Task statement: Pull every line containing the word "ylabel" from the records.

—————

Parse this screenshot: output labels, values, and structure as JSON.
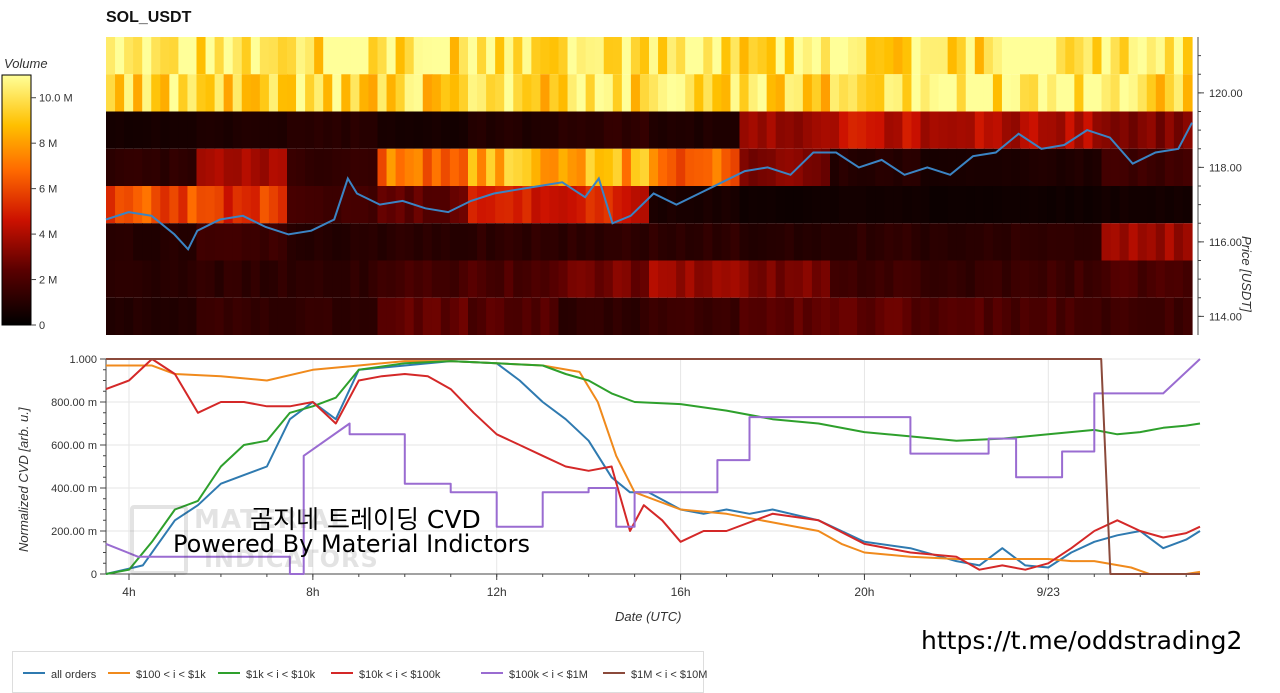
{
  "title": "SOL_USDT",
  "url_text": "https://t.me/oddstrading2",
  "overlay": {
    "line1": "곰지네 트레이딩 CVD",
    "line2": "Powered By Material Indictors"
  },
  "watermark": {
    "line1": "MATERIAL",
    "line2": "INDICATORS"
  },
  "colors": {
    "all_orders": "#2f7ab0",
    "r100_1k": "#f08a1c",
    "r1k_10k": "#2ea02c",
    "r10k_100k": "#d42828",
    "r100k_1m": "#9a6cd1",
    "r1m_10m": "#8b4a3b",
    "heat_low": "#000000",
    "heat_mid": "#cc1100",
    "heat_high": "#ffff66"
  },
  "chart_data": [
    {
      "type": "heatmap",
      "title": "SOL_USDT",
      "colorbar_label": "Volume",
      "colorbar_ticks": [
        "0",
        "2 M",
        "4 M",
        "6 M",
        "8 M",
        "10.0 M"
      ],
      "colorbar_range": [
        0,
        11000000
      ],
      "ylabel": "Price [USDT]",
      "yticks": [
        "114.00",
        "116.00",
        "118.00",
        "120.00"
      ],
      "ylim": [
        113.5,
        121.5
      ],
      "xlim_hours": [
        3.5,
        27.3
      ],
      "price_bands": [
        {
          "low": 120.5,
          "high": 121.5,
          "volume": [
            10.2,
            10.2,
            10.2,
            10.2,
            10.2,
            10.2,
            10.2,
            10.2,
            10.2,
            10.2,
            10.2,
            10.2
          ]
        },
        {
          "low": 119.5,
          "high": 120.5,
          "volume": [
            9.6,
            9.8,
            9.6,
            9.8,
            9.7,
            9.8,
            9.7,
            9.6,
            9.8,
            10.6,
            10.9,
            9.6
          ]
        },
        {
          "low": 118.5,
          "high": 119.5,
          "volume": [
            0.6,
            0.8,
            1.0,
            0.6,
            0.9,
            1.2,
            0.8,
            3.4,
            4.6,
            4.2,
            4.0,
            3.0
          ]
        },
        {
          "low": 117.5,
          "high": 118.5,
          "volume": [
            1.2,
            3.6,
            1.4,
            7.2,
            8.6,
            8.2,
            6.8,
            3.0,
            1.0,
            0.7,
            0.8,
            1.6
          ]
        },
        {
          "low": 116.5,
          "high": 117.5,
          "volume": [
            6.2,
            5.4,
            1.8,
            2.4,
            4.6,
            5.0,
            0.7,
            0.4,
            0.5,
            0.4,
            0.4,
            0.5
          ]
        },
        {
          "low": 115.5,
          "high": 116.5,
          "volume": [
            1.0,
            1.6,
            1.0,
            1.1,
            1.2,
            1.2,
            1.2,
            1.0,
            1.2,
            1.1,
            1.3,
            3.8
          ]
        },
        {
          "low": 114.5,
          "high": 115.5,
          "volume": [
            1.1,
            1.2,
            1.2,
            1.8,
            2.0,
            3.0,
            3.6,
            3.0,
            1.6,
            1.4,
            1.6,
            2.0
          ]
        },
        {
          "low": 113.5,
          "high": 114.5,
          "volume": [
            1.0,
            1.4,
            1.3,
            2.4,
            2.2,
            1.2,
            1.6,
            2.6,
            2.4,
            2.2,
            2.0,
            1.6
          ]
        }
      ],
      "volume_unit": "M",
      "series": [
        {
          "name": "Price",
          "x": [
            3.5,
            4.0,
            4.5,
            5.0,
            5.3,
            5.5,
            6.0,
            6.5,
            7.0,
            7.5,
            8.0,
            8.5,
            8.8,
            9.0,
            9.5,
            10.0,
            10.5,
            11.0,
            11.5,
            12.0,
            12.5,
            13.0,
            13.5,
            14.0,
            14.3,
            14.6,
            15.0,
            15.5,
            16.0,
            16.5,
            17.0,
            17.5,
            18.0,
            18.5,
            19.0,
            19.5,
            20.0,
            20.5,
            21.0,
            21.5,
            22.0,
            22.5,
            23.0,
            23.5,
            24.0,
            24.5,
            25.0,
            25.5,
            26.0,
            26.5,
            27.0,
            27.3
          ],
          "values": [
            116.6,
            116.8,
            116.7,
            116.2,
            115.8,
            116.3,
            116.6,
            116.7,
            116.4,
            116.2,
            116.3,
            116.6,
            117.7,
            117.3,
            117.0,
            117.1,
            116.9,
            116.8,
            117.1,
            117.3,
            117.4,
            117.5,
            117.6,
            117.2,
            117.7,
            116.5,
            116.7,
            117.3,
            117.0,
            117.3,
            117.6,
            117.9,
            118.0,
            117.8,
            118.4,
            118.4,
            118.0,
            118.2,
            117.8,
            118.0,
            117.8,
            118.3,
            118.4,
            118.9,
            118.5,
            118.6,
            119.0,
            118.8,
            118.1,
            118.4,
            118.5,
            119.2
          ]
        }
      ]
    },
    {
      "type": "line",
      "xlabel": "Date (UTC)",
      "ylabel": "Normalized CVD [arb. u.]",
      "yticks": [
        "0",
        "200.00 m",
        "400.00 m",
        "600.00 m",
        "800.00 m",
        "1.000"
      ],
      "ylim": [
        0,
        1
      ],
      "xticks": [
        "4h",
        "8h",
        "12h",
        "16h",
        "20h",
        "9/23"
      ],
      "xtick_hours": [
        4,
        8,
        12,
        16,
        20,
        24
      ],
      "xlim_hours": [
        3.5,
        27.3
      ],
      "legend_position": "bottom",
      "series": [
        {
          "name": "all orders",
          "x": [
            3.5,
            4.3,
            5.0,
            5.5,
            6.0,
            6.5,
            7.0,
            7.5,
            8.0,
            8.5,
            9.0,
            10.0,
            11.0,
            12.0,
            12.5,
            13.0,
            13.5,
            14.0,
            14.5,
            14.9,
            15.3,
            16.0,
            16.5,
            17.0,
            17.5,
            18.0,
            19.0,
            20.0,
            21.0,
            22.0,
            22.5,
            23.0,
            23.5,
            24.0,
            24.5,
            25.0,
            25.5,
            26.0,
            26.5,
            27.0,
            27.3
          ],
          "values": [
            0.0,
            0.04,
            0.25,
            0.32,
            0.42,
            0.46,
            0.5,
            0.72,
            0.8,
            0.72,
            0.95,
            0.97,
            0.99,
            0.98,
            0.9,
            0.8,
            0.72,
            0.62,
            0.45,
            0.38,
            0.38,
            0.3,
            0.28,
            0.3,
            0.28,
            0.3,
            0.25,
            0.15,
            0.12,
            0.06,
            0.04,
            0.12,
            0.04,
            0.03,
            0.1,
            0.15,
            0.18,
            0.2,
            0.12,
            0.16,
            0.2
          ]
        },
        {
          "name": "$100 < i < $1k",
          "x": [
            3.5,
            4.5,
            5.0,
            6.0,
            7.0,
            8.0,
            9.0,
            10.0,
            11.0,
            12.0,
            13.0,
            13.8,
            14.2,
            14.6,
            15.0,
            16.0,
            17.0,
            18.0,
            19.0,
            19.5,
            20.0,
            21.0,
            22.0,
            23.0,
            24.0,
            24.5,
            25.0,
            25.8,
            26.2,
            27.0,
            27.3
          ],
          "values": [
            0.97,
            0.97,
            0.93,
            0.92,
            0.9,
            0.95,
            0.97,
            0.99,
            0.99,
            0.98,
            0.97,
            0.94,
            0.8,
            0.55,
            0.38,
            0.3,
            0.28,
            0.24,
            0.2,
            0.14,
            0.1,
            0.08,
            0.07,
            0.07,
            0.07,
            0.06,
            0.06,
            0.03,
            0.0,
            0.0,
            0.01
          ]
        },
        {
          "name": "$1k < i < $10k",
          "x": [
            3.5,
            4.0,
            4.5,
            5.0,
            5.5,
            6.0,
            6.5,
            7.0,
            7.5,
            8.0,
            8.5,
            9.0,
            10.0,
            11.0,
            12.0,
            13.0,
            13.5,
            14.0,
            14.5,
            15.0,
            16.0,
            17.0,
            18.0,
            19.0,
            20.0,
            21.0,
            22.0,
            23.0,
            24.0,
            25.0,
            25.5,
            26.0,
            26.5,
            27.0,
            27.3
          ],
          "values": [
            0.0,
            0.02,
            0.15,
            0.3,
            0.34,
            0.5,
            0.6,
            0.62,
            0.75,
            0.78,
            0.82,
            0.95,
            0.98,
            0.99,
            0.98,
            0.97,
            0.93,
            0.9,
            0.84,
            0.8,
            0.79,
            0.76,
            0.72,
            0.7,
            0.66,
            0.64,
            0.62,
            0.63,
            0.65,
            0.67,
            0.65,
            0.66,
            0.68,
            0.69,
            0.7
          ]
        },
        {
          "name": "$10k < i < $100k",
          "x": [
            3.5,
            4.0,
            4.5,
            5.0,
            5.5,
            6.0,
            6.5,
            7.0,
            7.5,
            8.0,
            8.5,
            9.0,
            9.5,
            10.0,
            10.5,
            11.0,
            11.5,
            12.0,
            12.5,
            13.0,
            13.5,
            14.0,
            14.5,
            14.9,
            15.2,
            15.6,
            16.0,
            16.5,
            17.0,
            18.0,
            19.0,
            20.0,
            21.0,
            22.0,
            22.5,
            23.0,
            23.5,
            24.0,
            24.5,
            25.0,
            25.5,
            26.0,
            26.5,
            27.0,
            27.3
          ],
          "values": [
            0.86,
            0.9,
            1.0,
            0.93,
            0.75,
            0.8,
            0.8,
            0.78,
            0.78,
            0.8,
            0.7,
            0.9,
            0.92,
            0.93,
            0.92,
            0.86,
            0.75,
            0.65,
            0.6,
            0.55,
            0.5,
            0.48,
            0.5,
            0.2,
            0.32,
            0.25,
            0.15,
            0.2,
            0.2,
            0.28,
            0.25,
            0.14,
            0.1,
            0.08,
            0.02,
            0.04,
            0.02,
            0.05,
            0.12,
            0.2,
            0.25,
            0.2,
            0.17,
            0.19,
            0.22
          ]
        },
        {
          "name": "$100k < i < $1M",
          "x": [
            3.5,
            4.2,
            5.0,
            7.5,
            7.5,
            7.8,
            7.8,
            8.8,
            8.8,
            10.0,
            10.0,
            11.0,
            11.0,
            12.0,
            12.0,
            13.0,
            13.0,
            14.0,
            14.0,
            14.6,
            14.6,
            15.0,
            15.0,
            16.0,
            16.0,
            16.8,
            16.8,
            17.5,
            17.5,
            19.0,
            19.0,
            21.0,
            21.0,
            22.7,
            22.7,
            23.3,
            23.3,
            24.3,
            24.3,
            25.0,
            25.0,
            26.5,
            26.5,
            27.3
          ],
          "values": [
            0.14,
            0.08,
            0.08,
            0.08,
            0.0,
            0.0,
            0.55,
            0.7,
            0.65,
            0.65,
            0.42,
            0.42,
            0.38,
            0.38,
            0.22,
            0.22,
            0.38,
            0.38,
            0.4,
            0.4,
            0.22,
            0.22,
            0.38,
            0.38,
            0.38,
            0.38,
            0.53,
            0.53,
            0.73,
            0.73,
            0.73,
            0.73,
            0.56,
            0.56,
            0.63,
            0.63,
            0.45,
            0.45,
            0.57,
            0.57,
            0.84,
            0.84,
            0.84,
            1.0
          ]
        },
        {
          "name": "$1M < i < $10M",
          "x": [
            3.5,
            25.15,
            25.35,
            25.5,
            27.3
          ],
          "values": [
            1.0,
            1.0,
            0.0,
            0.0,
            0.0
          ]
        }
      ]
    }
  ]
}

—————

Task result:
      "ylabel": "Price [USDT]",
      "ylabel": "Normalized CVD [arb. u.]",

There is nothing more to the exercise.